++++ Material for this task

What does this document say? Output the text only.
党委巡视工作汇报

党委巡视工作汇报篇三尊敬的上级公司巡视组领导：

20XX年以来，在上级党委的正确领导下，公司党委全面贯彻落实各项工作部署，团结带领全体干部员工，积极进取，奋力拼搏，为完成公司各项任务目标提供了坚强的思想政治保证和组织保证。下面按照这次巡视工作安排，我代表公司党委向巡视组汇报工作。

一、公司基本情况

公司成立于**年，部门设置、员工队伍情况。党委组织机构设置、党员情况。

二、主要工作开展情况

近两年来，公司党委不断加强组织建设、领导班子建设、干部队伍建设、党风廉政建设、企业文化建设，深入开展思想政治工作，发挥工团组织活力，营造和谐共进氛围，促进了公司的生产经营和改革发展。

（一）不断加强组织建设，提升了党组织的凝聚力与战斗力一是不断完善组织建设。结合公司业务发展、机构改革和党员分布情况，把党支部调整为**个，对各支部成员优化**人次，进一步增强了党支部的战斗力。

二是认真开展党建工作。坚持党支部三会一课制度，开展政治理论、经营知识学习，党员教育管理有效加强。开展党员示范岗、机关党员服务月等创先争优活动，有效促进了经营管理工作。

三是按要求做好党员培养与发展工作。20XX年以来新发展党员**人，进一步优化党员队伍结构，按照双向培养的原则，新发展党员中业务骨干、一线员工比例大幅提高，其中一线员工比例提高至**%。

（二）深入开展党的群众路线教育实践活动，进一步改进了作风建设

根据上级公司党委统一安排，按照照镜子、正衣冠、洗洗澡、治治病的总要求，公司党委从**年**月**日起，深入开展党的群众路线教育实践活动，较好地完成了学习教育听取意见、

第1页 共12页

++++++++

__Your instructions__. Look through the entries and return every line where "深入开展党的群众路线教育实践活动" appears.

__Solution to this task__.
（二）深入开展党的群众路线教育实践活动，进一步改进了作风建设
根据上级公司党委统一安排，按照照镜子、正衣冠、洗洗澡、治治病的总要求，公司党委从**年**月**日起，深入开展党的群众路线教育实践活动，较好地完成了学习教育听取意见、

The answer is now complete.